▸ Input data:
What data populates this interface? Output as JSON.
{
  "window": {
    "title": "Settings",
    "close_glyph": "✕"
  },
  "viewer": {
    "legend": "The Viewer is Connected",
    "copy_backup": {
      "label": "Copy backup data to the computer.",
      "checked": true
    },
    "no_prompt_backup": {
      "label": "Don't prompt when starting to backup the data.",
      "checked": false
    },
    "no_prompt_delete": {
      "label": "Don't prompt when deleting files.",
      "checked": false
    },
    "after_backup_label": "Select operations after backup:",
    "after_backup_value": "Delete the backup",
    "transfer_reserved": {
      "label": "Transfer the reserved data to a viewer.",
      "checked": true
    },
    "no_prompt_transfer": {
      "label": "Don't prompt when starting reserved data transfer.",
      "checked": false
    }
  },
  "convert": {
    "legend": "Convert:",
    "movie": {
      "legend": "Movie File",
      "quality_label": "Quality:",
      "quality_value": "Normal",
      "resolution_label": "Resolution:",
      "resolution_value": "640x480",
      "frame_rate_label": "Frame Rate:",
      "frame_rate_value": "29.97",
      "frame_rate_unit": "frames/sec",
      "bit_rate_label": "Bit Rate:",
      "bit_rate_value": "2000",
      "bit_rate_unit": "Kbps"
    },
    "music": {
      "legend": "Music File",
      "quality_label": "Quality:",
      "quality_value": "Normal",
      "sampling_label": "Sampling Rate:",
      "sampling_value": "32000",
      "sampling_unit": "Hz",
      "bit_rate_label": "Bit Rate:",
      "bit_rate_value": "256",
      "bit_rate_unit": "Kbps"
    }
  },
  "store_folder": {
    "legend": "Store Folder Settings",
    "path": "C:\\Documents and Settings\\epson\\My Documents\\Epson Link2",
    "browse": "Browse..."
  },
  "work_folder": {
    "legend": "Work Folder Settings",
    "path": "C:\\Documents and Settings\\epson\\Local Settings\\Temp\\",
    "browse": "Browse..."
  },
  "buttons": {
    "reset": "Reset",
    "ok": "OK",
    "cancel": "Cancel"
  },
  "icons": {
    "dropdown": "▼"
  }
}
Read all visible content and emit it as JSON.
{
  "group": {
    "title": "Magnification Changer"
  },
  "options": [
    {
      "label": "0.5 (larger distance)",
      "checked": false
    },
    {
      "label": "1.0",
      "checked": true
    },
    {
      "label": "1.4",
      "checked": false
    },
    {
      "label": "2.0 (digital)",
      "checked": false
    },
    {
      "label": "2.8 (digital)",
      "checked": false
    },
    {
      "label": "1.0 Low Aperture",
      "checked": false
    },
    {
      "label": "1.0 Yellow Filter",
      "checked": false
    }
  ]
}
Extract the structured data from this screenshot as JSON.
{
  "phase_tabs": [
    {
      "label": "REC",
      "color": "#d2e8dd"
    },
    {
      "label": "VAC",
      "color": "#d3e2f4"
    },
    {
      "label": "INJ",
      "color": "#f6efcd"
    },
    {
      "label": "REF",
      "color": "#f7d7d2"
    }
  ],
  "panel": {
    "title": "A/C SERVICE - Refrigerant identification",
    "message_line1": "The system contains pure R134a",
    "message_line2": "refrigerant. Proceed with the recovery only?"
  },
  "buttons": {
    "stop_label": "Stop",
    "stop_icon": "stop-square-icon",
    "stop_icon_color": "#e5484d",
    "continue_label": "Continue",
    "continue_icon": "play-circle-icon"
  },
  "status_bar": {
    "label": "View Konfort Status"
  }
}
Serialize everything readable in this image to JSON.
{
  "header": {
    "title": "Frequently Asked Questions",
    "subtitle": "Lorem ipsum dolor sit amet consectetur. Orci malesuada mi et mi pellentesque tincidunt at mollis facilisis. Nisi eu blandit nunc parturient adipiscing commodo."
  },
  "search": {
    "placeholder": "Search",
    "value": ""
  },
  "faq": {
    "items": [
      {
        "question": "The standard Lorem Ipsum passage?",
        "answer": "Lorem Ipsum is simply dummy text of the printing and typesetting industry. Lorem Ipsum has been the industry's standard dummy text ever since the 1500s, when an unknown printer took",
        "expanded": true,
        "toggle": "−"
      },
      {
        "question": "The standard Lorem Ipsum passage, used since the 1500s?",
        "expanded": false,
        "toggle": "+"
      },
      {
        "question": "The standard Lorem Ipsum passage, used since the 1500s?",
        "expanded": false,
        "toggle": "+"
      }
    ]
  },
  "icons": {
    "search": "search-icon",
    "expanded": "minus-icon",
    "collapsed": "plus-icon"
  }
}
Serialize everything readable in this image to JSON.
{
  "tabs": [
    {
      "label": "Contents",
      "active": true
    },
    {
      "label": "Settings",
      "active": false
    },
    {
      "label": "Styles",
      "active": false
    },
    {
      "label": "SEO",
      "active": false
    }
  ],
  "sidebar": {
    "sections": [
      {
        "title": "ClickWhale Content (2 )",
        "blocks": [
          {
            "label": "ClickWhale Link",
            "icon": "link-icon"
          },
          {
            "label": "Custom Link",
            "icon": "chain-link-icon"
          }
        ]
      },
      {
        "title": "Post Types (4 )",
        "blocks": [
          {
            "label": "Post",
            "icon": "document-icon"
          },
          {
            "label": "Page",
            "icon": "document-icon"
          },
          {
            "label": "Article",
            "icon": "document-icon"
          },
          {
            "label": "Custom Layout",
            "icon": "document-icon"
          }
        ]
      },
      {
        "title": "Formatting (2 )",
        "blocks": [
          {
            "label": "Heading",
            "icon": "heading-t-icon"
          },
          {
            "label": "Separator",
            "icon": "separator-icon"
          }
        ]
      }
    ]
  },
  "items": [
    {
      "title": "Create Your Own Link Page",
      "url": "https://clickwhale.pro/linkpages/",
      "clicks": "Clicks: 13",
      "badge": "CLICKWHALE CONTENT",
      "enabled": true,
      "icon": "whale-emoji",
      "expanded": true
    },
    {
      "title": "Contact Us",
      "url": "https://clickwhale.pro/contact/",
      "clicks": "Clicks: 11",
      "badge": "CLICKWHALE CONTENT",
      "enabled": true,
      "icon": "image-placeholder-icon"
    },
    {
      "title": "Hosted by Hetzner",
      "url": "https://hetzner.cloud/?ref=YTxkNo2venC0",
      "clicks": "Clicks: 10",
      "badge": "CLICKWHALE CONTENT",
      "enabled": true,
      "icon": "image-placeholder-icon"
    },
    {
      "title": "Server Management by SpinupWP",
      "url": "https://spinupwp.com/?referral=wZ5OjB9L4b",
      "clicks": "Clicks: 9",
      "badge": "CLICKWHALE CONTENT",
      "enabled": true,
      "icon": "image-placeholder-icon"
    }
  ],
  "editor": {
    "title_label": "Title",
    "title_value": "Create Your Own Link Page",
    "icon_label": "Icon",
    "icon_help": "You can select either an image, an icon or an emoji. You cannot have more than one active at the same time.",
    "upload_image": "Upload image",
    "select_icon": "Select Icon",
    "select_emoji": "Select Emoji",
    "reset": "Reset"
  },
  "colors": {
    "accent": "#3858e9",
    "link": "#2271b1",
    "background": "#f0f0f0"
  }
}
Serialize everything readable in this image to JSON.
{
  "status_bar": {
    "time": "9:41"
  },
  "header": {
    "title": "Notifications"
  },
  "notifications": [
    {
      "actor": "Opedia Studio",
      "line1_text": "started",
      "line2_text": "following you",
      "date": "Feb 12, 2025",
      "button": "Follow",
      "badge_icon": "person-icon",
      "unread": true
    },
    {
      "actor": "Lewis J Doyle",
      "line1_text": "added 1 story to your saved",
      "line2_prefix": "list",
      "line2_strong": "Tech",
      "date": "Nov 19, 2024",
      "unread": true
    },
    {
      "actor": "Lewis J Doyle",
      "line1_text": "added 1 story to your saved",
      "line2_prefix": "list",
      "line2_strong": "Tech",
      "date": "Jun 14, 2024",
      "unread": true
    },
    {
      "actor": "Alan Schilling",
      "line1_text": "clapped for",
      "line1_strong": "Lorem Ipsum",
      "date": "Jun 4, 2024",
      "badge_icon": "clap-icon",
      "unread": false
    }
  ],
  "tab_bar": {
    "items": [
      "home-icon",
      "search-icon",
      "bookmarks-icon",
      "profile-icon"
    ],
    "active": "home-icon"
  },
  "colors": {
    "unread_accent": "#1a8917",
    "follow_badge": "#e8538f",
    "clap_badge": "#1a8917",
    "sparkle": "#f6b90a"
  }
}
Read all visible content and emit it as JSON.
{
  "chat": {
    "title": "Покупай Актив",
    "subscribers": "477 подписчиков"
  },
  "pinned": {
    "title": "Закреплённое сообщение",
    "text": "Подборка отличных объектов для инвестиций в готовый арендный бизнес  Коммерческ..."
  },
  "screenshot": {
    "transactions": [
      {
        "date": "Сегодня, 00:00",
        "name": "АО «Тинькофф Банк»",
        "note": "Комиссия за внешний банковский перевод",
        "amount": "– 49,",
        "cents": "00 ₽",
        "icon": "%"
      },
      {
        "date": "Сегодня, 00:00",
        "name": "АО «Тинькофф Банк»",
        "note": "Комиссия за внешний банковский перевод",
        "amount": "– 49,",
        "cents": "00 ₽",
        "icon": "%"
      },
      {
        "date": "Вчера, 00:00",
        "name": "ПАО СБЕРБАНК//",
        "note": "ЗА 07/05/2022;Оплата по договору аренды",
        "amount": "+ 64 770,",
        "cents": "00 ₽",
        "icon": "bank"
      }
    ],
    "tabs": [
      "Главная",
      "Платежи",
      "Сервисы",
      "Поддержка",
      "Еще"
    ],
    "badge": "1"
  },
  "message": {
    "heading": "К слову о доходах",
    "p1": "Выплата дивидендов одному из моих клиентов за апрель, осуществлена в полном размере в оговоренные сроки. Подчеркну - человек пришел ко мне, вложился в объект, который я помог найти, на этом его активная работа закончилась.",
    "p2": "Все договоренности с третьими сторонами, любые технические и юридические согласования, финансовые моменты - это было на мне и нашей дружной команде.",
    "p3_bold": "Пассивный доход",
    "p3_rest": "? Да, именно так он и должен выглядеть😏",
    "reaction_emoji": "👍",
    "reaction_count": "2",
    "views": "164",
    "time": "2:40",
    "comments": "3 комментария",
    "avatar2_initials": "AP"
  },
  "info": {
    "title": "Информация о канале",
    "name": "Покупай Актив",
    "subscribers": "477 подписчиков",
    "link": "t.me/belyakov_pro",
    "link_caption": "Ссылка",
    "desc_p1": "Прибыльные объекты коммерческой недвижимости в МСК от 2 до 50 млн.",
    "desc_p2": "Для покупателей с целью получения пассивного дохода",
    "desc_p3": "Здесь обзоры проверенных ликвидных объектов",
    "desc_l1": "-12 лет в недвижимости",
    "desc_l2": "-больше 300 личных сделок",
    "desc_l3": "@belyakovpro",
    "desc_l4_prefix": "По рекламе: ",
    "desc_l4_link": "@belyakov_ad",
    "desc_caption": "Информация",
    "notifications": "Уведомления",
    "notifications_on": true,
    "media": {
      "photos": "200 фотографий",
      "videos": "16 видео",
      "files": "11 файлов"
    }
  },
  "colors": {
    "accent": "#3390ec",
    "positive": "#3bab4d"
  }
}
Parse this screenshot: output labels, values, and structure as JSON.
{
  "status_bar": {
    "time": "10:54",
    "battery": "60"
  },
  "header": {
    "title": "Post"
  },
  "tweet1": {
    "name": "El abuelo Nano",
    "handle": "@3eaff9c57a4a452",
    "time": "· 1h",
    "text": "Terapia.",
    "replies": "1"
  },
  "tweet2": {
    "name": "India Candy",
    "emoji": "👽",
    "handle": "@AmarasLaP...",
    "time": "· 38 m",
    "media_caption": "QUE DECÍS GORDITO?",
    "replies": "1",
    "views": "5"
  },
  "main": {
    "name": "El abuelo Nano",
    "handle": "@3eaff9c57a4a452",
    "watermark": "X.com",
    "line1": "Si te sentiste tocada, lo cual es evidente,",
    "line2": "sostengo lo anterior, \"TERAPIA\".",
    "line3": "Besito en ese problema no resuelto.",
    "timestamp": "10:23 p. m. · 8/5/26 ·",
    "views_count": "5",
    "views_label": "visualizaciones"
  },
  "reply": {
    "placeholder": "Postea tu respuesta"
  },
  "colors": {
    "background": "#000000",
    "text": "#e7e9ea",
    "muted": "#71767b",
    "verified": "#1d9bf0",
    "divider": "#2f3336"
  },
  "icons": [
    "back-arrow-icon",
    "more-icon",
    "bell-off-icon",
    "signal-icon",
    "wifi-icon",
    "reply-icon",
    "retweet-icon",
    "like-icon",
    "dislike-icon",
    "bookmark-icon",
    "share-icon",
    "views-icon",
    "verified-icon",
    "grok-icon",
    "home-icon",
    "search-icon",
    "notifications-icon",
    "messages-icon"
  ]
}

▸ Exercise goal: Where a line of the material above holds the string "starting", copy that line.

▸ Solution to this problem:
      "label": "Don't prompt when starting to backup the data.",
      "label": "Don't prompt when starting reserved data transfer.",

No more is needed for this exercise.